* WHAT YOU HAVE TO DO
Quote the whole listing word for word. Do not include the pictures.

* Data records
┌──
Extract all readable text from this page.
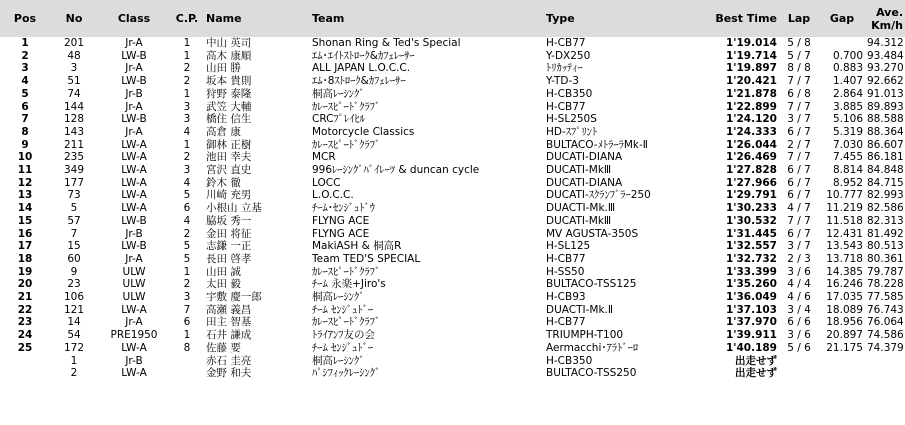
Pos	No	Class	C.P.	Name	Team	Type	Best Time	Lap	Gap	Ave.
Km/h
1	201	Jr-A	1	中山 英司	Shonan Ring & Ted's Special	H-CB77	1'19.014	5 / 8		94.312
2	48	LW-B	1	高木 康順	ｴﾑ･ｴｲﾄｽﾄﾛｰｸ&ｶﾌｪﾚｰｻｰ	Y-DX250	1'19.714	5 / 7	0.700	93.484
3	3	Jr-A	2	山田 勝	ALL JAPAN L.O.C.C.	ﾄﾘｶｯﾃｨｰ	1'19.897	8 / 8	0.883	93.270
4	51	LW-B	2	坂本 貴則	ｴﾑ･8ｽﾄﾛｰｸ&ｶﾌｪﾚｰｻｰ	Y-TD-3	1'20.421	7 / 7	1.407	92.662
5	74	Jr-B	1	狩野 泰隆	桐高ﾚｰｼﾝｸﾞ	H-CB350	1'21.878	6 / 8	2.864	91.013
6	144	Jr-A	3	武笠 大輔	ｶﾚｰｽﾋﾟｰﾄﾞｸﾗﾌﾞ	H-CB77	1'22.899	7 / 7	3.885	89.893
7	128	LW-B	3	橋住 信生	CRCﾌﾟﾚｲﾋﾙ	H-SL250S	1'24.120	3 / 7	5.106	88.588
8	143	Jr-A	4	高倉 康	Motorcycle Classics	HD-ｽﾌﾟﾘﾝﾄ	1'24.333	6 / 7	5.319	88.364
9	211	LW-A	1	御林 正樹	ｶﾚｰｽﾋﾟｰﾄﾞｸﾗﾌﾞ	BULTACO-ﾒﾄﾗｰﾗMk-Ⅱ	1'26.044	2 / 7	7.030	86.607
10	235	LW-A	2	池田 幸夫	MCR	DUCATI-DIANA	1'26.469	7 / 7	7.455	86.181
11	349	LW-A	3	宮沢 直史	996ﾚｰｼﾝｸﾞﾊﾟｲﾚｰﾂ & duncan cycle	DUCATI-MkⅢ	1'27.828	6 / 7	8.814	84.848
12	177	LW-A	4	鈴木 徹	LOCC	DUCATI-DIANA	1'27.966	6 / 7	8.952	84.715
13	73	LW-A	5	川崎 充男	L.O.C.C.	DUCATI-ｽｸﾗﾝﾌﾞﾗｰ250	1'29.791	6 / 7	10.777	82.993
14	5	LW-A	6	小根山 立基	ﾁｰﾑ･ｾﾝｼﾞｭﾄﾞｳ	DUACTI-Mk.Ⅲ	1'30.233	4 / 7	11.219	82.586
15	57	LW-B	4	脇坂 秀一	FLYNG ACE	DUCATI-MkⅢ	1'30.532	7 / 7	11.518	82.313
16	7	Jr-B	2	金田 将征	FLYNG ACE	MV AGUSTA-350S	1'31.445	6 / 7	12.431	81.492
17	15	LW-B	5	志鎌 一正	MakiASH & 桐高R	H-SL125	1'32.557	3 / 7	13.543	80.513
18	60	Jr-A	5	長田 啓孝	Team TED'S SPECIAL	H-CB77	1'32.732	2 / 3	13.718	80.361
19	9	ULW	1	山田 誠	ｶﾚｰｽﾋﾟｰﾄﾞｸﾗﾌﾞ	H-SS50	1'33.399	3 / 6	14.385	79.787
20	23	ULW	2	太田 毅	ﾁｰﾑ 永楽+Jiro's	BULTACO-TSS125	1'35.260	4 / 4	16.246	78.228
21	106	ULW	3	宇敷 慶一郎	桐高ﾚｰｼﾝｸﾞ	H-CB93	1'36.049	4 / 6	17.035	77.585
22	121	LW-A	7	高瀬 義昌	ﾁｰﾑ ｾﾝｼﾞｭﾄﾞｰ	DUACTI-Mk.Ⅱ	1'37.103	3 / 4	18.089	76.743
23	14	Jr-A	6	田主 智基	ｶﾚｰｽﾋﾟｰﾄﾞｸﾗﾌﾞ	H-CB77	1'37.970	6 / 6	18.956	76.064
24	54	PRE1950	1	石井 謙成	ﾄﾗｲｱﾝﾌ友の会	TRIUMPH-T100	1'39.911	3 / 6	20.897	74.586
25	172	LW-A	8	佐藤 要	ﾁｰﾑ ｾﾝｼﾞｭﾄﾞｰ	Aermacchi･ｱﾗﾄﾞｰﾛ	1'40.189	5 / 6	21.175	74.379
	1	Jr-B		赤石 圭亮	桐高ﾚｰｼﾝｸﾞ	H-CB350	出走せず			
	2	LW-A		金野 和夫	ﾊﾟｼﾌｨｯｸﾚｰｼﾝｸﾞ	BULTACO-TSS250	出走せず			
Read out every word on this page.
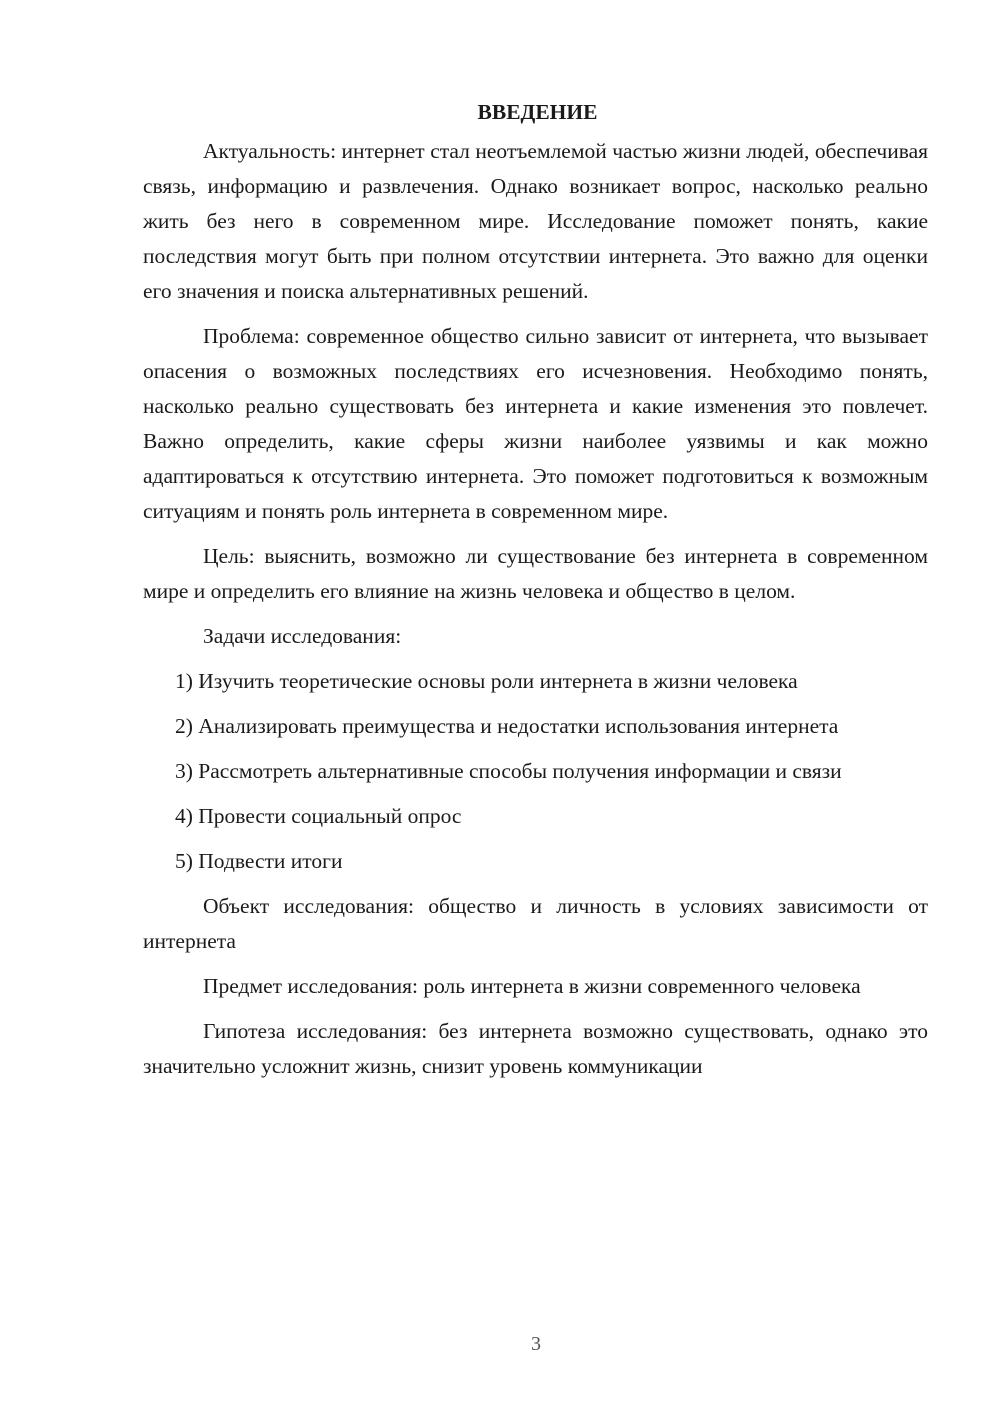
ВВЕДЕНИЕ

Актуальность: интернет стал неотъемлемой частью жизни людей, обеспечивая связь, информацию и развлечения. Однако возникает вопрос, насколько реально жить без него в современном мире. Исследование поможет понять, какие последствия могут быть при полном отсутствии интернета. Это важно для оценки его значения и поиска альтернативных решений.

Проблема: современное общество сильно зависит от интернета, что вызывает опасения о возможных последствиях его исчезновения. Необходимо понять, насколько реально существовать без интернета и какие изменения это повлечет. Важно определить, какие сферы жизни наиболее уязвимы и как можно адаптироваться к отсутствию интернета. Это поможет подготовиться к возможным ситуациям и понять роль интернета в современном мире.

Цель: выяснить, возможно ли существование без интернета в современном мире и определить его влияние на жизнь человека и общество в целом.

Задачи исследования:

1) Изучить теоретические основы роли интернета в жизни человека

2) Анализировать преимущества и недостатки использования интернета

3) Рассмотреть альтернативные способы получения информации и связи

4) Провести социальный опрос

5) Подвести итоги

Объект исследования: общество и личность в условиях зависимости от интернета

Предмет исследования: роль интернета в жизни современного человека

Гипотеза исследования: без интернета возможно существовать, однако это значительно усложнит жизнь, снизит уровень коммуникации

3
└──
* RESULT FOR THIS EXERCISE
Extract all readable text from this page.
Pos	No	Class	C.P.	Name	Team	Type	Best Time	Lap	Gap	Ave.
Km/h
1	201	Jr-A	1	中山 英司	Shonan Ring & Ted's Special	H-CB77	1'19.014	5 / 8		94.312
2	48	LW-B	1	高木 康順	ｴﾑ･ｴｲﾄｽﾄﾛｰｸ&ｶﾌｪﾚｰｻｰ	Y-DX250	1'19.714	5 / 7	0.700	93.484
3	3	Jr-A	2	山田 勝	ALL JAPAN L.O.C.C.	ﾄﾘｶｯﾃｨｰ	1'19.897	8 / 8	0.883	93.270
4	51	LW-B	2	坂本 貴則	ｴﾑ･8ｽﾄﾛｰｸ&ｶﾌｪﾚｰｻｰ	Y-TD-3	1'20.421	7 / 7	1.407	92.662
5	74	Jr-B	1	狩野 泰隆	桐高ﾚｰｼﾝｸﾞ	H-CB350	1'21.878	6 / 8	2.864	91.013
6	144	Jr-A	3	武笠 大輔	ｶﾚｰｽﾋﾟｰﾄﾞｸﾗﾌﾞ	H-CB77	1'22.899	7 / 7	3.885	89.893
7	128	LW-B	3	橋住 信生	CRCﾌﾟﾚｲﾋﾙ	H-SL250S	1'24.120	3 / 7	5.106	88.588
8	143	Jr-A	4	高倉 康	Motorcycle Classics	HD-ｽﾌﾟﾘﾝﾄ	1'24.333	6 / 7	5.319	88.364
9	211	LW-A	1	御林 正樹	ｶﾚｰｽﾋﾟｰﾄﾞｸﾗﾌﾞ	BULTACO-ﾒﾄﾗｰﾗMk-Ⅱ	1'26.044	2 / 7	7.030	86.607
10	235	LW-A	2	池田 幸夫	MCR	DUCATI-DIANA	1'26.469	7 / 7	7.455	86.181
11	349	LW-A	3	宮沢 直史	996ﾚｰｼﾝｸﾞﾊﾟｲﾚｰﾂ & duncan cycle	DUCATI-MkⅢ	1'27.828	6 / 7	8.814	84.848
12	177	LW-A	4	鈴木 徹	LOCC	DUCATI-DIANA	1'27.966	6 / 7	8.952	84.715
13	73	LW-A	5	川崎 充男	L.O.C.C.	DUCATI-ｽｸﾗﾝﾌﾞﾗｰ250	1'29.791	6 / 7	10.777	82.993
14	5	LW-A	6	小根山 立基	ﾁｰﾑ･ｾﾝｼﾞｭﾄﾞｳ	DUACTI-Mk.Ⅲ	1'30.233	4 / 7	11.219	82.586
15	57	LW-B	4	脇坂 秀一	FLYNG ACE	DUCATI-MkⅢ	1'30.532	7 / 7	11.518	82.313
16	7	Jr-B	2	金田 将征	FLYNG ACE	MV AGUSTA-350S	1'31.445	6 / 7	12.431	81.492
17	15	LW-B	5	志鎌 一正	MakiASH & 桐高R	H-SL125	1'32.557	3 / 7	13.543	80.513
18	60	Jr-A	5	長田 啓孝	Team TED'S SPECIAL	H-CB77	1'32.732	2 / 3	13.718	80.361
19	9	ULW	1	山田 誠	ｶﾚｰｽﾋﾟｰﾄﾞｸﾗﾌﾞ	H-SS50	1'33.399	3 / 6	14.385	79.787
20	23	ULW	2	太田 毅	ﾁｰﾑ 永楽+Jiro's	BULTACO-TSS125	1'35.260	4 / 4	16.246	78.228
21	106	ULW	3	宇敷 慶一郎	桐高ﾚｰｼﾝｸﾞ	H-CB93	1'36.049	4 / 6	17.035	77.585
22	121	LW-A	7	高瀬 義昌	ﾁｰﾑ ｾﾝｼﾞｭﾄﾞｰ	DUACTI-Mk.Ⅱ	1'37.103	3 / 4	18.089	76.743
23	14	Jr-A	6	田主 智基	ｶﾚｰｽﾋﾟｰﾄﾞｸﾗﾌﾞ	H-CB77	1'37.970	6 / 6	18.956	76.064
24	54	PRE1950	1	石井 謙成	ﾄﾗｲｱﾝﾌ友の会	TRIUMPH-T100	1'39.911	3 / 6	20.897	74.586
25	172	LW-A	8	佐藤 要	ﾁｰﾑ ｾﾝｼﾞｭﾄﾞｰ	Aermacchi･ｱﾗﾄﾞｰﾛ	1'40.189	5 / 6	21.175	74.379
	1	Jr-B		赤石 圭亮	桐高ﾚｰｼﾝｸﾞ	H-CB350	出走せず			
	2	LW-A		金野 和夫	ﾊﾟｼﾌｨｯｸﾚｰｼﾝｸﾞ	BULTACO-TSS250	出走せず			
Read out every word on this page.
ВВЕДЕНИЕ

Актуальность: интернет стал неотъемлемой частью жизни людей, обеспечивая связь, информацию и развлечения. Однако возникает вопрос, насколько реально жить без него в современном мире. Исследование поможет понять, какие последствия могут быть при полном отсутствии интернета. Это важно для оценки его значения и поиска альтернативных решений.

Проблема: современное общество сильно зависит от интернета, что вызывает опасения о возможных последствиях его исчезновения. Необходимо понять, насколько реально существовать без интернета и какие изменения это повлечет. Важно определить, какие сферы жизни наиболее уязвимы и как можно адаптироваться к отсутствию интернета. Это поможет подготовиться к возможным ситуациям и понять роль интернета в современном мире.

Цель: выяснить, возможно ли существование без интернета в современном мире и определить его влияние на жизнь человека и общество в целом.

Задачи исследования:

1) Изучить теоретические основы роли интернета в жизни человека

2) Анализировать преимущества и недостатки использования интернета

3) Рассмотреть альтернативные способы получения информации и связи

4) Провести социальный опрос

5) Подвести итоги

Объект исследования: общество и личность в условиях зависимости от интернета

Предмет исследования: роль интернета в жизни современного человека

Гипотеза исследования: без интернета возможно существовать, однако это значительно усложнит жизнь, снизит уровень коммуникации

3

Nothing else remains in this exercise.